Texte fourni:
####################

Avis 20232188 Séance du 01/06/2023
Madame X a saisi la Commission d'accès aux documents administratifs, par courrier enregistré à son secrétariat le 13 avril 2023, à la suite du refus opposé par le maire de Belloy-en-France à sa demande de communication, en sa qualité de conseillère municipale, des documents suivants relatifs à la réalisation de travaux visant à lutter contre les dépôts sauvages dans les chemins agricoles :
1) les fournisseurs des matériaux (câbles et blocs de béton) ;
2) le coût et les factures ayant permis l’acquisition du matériel ;
3) le coût des travaux réalisés et par quelles sociétés ;
4) le procès‐verbal de réception des travaux ;
5) les assurances nécessaires dans pareille situation ;
6) le contrat d’entretien ;
7) les devis réalisés étayant les propos selon lesquels le dispositif est 4 à 5 fois moins onéreux ;
8) l’acte administratif validant la légalité de ces travaux.
En l'absence de réponse du maire de Belloy-en-France à la date de sa séance, la commission rappelle, à titre liminaire, qu'elle n'est pas compétente pour se prononcer sur les droits d'information que les conseillers municipaux tirent, en cette qualité, de textes particuliers tel l'article L2121-13 du code général des collectivités territoriales, qui dispose que : « Tout membre du conseil municipal a le droit, dans le cadre de sa fonction, d'être informé des affaires de la commune qui font l'objet d'une délibération ». Toutefois, cette circonstance ne fait pas obstacle à ce que les élus puissent se prévaloir du droit d'accès prévu par le livre III du code des relations entre le public et l'administration, qui est ouvert à toute personne, indépendamment des fonctions qu'elle exerce ou des mandats qu'elle détient.

####################

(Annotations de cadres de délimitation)

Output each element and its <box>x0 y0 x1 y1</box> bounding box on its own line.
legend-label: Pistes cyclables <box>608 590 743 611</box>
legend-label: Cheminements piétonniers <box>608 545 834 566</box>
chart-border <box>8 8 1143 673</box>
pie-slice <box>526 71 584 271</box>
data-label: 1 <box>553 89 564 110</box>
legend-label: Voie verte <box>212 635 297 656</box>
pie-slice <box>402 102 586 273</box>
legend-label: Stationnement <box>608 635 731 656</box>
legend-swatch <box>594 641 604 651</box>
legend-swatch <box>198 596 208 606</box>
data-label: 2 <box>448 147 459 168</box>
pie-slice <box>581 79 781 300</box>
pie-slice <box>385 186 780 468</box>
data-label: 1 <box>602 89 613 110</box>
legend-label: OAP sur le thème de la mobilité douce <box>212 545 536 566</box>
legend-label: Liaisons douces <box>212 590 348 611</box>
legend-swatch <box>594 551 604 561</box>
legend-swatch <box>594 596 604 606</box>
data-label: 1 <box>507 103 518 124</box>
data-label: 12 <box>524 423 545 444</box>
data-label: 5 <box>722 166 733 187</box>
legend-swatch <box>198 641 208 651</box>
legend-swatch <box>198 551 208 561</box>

####################

Consignes:
1 > Citez le passage de l'avis de la commission allant de « En l'absence de » jusqu'à « mandats qu'elle détient. » inclus.
2 > Répondez, s'il vous plaît, aux questions suivantes sur l'avis de la commission :
(a) À quelle date le courrier de Madame X a-t-il été enregistré au secrétariat de la commission ?
(b) Quels matériaux figurent entre parenthèses dans le premier document demandé ?
(c) Quel article du code général des collectivités territoriales la commission cite-t-elle ?

Réponses rédigées:
1 >
En l'absence de réponse du maire de Belloy-en-France à la date de sa séance, la commission rappelle, à titre liminaire, qu'elle n'est pas compétente pour se prononcer sur les droits d'information que les conseillers municipaux tirent, en cette qualité, de textes particuliers tel l'article L2121-13 du code général des collectivités territoriales, qui dispose que : « Tout membre du conseil municipal a le droit, dans le cadre de sa fonction, d'être informé des affaires de la commune qui font l'objet d'une délibération ». Toutefois, cette circonstance ne fait pas obstacle à ce que les élus puissent se prévaloir du droit d'accès prévu par le livre III du code des relations entre le public et l'administration, qui est ouvert à toute personne, indépendamment des fonctions qu'elle exerce ou des mandats qu'elle détient.

2 >
(a) Le 13 avril 2023.
(b) Des câbles et des blocs de béton.
(c) L'article L2121-13.